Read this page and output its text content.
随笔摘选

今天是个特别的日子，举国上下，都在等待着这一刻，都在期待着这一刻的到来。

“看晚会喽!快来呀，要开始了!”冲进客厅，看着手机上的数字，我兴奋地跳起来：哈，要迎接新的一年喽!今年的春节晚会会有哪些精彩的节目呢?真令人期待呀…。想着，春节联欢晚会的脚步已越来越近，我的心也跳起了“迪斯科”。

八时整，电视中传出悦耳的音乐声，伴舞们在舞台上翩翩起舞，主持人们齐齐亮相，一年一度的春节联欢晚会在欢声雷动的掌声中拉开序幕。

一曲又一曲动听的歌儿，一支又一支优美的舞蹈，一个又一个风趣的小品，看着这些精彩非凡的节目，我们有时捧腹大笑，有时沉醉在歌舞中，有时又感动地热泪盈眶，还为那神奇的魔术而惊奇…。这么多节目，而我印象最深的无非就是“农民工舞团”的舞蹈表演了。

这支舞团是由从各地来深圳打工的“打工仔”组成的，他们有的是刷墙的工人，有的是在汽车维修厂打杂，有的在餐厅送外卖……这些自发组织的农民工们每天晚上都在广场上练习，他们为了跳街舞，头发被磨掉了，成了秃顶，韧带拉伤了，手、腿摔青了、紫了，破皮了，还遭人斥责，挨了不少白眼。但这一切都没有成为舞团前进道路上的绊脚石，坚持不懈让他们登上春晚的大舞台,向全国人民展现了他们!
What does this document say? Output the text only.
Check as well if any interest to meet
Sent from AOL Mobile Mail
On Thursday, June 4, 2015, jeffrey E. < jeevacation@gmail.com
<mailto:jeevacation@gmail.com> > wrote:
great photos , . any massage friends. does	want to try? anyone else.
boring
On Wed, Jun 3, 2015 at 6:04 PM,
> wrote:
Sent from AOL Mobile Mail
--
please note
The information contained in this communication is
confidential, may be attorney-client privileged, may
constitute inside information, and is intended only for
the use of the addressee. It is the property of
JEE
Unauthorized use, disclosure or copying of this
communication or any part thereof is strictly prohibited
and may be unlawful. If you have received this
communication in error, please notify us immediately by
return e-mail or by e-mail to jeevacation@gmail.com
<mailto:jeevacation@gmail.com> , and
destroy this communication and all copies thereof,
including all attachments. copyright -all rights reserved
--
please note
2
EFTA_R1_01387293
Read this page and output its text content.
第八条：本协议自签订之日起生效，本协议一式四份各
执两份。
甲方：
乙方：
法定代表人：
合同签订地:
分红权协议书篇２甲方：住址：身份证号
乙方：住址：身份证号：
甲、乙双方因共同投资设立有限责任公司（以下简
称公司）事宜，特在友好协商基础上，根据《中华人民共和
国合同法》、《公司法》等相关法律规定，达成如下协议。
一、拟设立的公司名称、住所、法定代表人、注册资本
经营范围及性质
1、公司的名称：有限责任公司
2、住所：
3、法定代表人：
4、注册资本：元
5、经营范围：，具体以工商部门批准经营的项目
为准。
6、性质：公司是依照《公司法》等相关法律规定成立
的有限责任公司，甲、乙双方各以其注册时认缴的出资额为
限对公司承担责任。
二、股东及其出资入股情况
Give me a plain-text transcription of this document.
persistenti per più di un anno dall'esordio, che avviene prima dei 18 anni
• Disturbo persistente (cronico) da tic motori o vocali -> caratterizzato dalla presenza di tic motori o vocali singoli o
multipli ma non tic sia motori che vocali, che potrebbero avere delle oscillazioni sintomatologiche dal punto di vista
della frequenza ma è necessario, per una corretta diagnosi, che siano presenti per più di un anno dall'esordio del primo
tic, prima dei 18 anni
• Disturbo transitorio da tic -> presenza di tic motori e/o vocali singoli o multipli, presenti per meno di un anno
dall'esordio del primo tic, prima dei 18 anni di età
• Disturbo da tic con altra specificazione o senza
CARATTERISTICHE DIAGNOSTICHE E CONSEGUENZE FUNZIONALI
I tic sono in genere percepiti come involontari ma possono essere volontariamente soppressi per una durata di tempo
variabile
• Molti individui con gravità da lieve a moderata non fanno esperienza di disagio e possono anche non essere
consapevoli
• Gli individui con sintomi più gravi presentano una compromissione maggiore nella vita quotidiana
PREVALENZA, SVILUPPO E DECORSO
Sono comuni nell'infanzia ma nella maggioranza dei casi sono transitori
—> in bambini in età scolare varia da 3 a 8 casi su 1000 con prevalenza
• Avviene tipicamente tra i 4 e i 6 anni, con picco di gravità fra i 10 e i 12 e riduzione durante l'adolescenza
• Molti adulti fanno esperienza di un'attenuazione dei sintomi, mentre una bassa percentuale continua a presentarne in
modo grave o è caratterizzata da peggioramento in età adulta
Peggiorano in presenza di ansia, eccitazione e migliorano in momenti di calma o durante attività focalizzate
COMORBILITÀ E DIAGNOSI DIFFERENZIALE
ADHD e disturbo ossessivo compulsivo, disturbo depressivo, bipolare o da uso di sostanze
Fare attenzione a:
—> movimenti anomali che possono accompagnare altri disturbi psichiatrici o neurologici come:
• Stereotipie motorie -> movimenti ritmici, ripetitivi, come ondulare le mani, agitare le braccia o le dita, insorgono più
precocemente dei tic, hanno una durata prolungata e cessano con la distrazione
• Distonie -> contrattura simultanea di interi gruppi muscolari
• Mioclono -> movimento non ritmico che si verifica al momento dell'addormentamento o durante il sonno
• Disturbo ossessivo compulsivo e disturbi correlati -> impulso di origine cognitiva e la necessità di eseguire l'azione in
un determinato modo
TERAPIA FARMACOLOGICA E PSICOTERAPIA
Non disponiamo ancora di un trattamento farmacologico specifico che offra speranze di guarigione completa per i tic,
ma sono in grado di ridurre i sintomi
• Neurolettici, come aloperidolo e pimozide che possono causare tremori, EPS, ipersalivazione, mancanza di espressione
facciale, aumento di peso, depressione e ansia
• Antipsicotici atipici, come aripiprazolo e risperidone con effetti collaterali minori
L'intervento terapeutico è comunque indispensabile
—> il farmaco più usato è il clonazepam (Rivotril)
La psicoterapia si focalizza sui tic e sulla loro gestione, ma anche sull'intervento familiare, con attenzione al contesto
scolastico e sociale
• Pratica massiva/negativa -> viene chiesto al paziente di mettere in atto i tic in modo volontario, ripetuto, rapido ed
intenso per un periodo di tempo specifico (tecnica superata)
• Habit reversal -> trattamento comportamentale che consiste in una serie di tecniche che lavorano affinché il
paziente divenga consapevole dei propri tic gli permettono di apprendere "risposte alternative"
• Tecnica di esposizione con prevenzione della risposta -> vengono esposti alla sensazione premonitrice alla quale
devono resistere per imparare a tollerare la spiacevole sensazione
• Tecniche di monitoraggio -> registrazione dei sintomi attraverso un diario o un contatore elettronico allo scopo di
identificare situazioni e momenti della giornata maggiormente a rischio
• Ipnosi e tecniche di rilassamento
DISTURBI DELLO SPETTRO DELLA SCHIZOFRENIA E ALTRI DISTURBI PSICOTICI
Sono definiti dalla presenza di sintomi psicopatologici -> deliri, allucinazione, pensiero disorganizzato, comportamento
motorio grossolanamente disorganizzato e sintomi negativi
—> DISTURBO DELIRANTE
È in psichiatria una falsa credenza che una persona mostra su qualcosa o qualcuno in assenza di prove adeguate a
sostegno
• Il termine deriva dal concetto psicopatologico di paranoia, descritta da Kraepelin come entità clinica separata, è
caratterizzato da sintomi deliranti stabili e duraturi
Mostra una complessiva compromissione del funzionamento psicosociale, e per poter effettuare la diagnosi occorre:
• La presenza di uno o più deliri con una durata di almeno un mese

#####

- [TASK TO CARRY OUT]: Go through the records and copy each line with "casi" in it.

- [EXERCISE OUTPUT]:
Sono comuni nell'infanzia ma nella maggioranza dei casi sono transitori
—> in bambini in età scolare varia da 3 a 8 casi su 1000 con prevalenza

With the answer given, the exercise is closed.